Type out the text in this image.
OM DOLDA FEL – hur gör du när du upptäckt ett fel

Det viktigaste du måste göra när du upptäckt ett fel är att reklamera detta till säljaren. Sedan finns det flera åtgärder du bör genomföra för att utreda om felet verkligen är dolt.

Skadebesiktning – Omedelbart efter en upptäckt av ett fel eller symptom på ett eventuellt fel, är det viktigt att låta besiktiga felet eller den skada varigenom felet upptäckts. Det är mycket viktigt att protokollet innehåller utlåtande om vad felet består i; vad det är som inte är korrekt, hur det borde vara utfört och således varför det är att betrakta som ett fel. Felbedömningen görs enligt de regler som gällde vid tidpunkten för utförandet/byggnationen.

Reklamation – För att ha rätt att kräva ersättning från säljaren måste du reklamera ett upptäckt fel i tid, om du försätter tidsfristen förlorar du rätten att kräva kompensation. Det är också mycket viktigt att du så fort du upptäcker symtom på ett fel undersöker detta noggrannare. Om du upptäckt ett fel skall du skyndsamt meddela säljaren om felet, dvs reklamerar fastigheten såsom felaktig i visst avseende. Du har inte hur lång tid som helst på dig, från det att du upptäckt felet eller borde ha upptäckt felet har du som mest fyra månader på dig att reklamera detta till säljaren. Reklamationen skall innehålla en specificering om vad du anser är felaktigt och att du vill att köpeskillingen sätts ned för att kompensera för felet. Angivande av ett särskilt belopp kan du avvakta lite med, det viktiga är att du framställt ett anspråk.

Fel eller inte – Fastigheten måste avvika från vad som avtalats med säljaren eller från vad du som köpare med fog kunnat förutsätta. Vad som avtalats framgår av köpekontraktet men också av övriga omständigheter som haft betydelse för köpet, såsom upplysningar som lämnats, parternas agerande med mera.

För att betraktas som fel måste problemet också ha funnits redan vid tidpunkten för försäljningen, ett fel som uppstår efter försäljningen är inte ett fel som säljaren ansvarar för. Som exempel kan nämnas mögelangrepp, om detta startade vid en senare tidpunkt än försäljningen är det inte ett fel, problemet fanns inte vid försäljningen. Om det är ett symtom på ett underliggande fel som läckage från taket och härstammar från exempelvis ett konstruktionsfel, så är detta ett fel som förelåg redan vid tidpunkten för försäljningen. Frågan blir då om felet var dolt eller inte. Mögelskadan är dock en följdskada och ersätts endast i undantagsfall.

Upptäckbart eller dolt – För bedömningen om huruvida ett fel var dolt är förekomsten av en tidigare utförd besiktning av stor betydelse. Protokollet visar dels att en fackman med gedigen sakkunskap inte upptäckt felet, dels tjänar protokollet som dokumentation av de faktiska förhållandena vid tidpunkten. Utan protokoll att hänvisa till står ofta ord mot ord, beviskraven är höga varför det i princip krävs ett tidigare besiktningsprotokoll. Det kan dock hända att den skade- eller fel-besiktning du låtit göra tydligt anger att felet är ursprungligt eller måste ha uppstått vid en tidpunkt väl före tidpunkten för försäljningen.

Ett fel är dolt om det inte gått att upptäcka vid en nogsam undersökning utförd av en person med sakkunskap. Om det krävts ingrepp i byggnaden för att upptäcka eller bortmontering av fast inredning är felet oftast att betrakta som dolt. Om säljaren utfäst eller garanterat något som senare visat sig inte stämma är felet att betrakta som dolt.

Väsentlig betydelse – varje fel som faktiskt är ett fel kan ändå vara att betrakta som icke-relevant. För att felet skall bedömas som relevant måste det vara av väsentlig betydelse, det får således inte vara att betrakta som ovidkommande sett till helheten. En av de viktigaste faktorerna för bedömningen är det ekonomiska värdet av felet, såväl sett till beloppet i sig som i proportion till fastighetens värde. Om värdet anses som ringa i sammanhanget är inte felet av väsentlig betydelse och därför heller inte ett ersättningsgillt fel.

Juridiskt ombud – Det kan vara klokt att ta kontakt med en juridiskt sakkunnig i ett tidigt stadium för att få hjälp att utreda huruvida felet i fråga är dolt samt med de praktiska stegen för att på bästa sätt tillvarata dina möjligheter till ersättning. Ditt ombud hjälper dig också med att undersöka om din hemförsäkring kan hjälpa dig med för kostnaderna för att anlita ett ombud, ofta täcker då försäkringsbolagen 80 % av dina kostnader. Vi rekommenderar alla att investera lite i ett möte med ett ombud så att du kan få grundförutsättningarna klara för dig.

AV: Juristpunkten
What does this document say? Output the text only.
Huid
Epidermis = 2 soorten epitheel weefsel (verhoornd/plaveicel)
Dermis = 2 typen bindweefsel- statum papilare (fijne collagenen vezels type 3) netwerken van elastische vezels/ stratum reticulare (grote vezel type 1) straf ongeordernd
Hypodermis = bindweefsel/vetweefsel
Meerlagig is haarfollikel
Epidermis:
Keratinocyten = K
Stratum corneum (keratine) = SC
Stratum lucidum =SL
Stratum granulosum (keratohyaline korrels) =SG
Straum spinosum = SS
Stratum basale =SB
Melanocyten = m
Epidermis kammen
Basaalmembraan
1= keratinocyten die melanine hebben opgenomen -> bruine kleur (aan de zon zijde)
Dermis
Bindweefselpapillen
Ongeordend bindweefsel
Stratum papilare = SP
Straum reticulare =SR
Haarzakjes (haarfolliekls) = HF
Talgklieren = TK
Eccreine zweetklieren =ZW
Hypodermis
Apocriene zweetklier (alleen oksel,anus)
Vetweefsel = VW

→ Work item:
Show all lines in the entries above where the string "Hypodermis" appears.

→ Task answer:
Hypodermis = bindweefsel/vetweefsel
Hypodermis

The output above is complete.